EXTRACTED TEXT –
_____

The average value of the oscillator’s stress-resistant protein expression corresponds to TCM "Fu Mai" (Floating Pulse) and "Chen Mai" (Sinking Pulse). Fu Mai (Floating Pulse) is characterized by "being felt immediately with light pressure, but fading slightly with heavy pressure," as if the pulse is close to the skin surface. Chen Mai (Sinking Pulse), by contrast, is "felt only with heavy pressure, not detectable with light pressure": opposite to Fu Mai, it feels as if the pulse is close to the bones or deep within the body. In the oscillator system, the yeast’s "Fu Mai" corresponds to a high average value (with the waveform shifting upward overall), indicating high average expression of stress-resistant proteins and strong stress resistance in yeast; the yeast’s "Chen Mai" corresponds to a low average value (with the waveform shifting downward overall), meaning low expression of stress-resistant proteins and weak stress resistance.

_____

DATASET EXCERPTS –
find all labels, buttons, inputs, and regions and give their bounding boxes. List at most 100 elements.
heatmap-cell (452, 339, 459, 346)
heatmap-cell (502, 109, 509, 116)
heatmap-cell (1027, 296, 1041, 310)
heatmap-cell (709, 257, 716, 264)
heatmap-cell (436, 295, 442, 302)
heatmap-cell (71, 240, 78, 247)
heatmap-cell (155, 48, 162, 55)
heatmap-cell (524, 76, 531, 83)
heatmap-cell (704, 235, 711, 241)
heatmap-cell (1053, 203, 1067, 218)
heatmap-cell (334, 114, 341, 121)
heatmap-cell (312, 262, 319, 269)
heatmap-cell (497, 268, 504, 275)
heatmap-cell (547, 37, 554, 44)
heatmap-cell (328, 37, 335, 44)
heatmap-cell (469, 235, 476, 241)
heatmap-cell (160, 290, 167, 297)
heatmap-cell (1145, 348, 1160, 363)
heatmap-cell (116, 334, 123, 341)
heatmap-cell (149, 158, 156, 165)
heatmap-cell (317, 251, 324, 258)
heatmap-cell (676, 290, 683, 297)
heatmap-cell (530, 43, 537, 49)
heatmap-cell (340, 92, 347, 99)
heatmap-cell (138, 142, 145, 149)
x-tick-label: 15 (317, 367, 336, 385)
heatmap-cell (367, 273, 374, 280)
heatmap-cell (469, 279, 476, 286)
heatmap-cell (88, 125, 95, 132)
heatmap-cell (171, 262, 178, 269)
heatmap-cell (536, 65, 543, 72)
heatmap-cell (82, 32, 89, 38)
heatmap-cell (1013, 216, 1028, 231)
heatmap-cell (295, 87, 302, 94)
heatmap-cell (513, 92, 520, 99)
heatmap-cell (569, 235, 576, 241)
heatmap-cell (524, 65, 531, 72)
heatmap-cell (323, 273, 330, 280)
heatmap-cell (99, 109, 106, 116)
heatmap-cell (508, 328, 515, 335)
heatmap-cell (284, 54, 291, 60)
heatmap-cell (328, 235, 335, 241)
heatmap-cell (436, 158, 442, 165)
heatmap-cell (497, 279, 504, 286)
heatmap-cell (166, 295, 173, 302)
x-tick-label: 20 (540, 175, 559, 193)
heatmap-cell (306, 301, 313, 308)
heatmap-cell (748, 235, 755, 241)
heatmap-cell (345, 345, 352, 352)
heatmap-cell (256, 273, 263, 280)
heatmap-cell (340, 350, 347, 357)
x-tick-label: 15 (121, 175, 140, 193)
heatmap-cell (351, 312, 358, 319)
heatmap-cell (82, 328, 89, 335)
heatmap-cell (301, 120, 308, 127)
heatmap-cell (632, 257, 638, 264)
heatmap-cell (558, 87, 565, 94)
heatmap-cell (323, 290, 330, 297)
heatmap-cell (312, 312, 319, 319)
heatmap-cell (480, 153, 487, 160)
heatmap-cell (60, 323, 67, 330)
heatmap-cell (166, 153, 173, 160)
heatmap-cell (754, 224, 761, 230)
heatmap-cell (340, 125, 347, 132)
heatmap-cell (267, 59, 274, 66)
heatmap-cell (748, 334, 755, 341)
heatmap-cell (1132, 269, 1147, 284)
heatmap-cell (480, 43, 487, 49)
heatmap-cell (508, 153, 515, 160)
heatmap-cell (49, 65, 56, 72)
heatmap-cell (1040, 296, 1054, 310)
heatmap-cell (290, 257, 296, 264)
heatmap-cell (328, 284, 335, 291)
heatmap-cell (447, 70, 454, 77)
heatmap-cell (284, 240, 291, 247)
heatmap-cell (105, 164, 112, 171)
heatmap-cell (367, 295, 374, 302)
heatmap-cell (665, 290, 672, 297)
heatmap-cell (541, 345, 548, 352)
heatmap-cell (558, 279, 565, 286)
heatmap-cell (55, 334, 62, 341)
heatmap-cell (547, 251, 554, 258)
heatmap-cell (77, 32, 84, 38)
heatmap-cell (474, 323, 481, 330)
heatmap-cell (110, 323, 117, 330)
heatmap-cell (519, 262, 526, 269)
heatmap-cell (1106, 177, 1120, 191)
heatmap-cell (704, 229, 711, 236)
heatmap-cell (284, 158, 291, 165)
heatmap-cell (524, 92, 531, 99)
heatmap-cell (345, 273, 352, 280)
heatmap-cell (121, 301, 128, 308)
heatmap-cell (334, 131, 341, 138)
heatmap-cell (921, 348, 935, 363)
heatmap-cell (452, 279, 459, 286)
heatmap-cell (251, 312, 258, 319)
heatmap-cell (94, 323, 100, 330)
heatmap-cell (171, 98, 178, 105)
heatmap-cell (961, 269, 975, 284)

_____

YOUR TASKS –
(1) Answer these about the pulse passage:
(a) According to the passage, how does Fu Mai respond to light and to heavy pressure?
(b) Which pulse is said to feel as if it is close to the bones or deep within the body?
(c) What does a low average value indicate about the yeast?
(2) Please carry on the passage on the yeast oscillator and the TCM pulses after its last sentence.

RESULTS –
(1)
(a) It is felt immediately with light pressure but fades slightly with heavy pressure.
(b) Chen Mai (Sinking Pulse).
(c) Low expression of stress-resistant proteins and weak stress resistance.

(2)
When "taking the pulse" of yeast (i.e., analyzing its oscillator waveform), changes in its corresponding "pulse type" can reveal shifts in both the stress environment and the yeast’s stress resistance, enabling targeted "treatment" (adjustment of its living conditions).
Our deterministic model can predict the parameters in the equations and assess they are normal or not by collecting apparent fluorescence intensity oscillation data, thereby inferring deeper internal 'ailments' of the system and subsequently deducing the 'cause of disease,' i.e., the type of stress, and then assists in selecting appropriate 'treatment methods'.
With the patterns we discovered, we further used least squares to fit the parameters in the equation based on the fluorescence intensity data observed at different times during the experiment.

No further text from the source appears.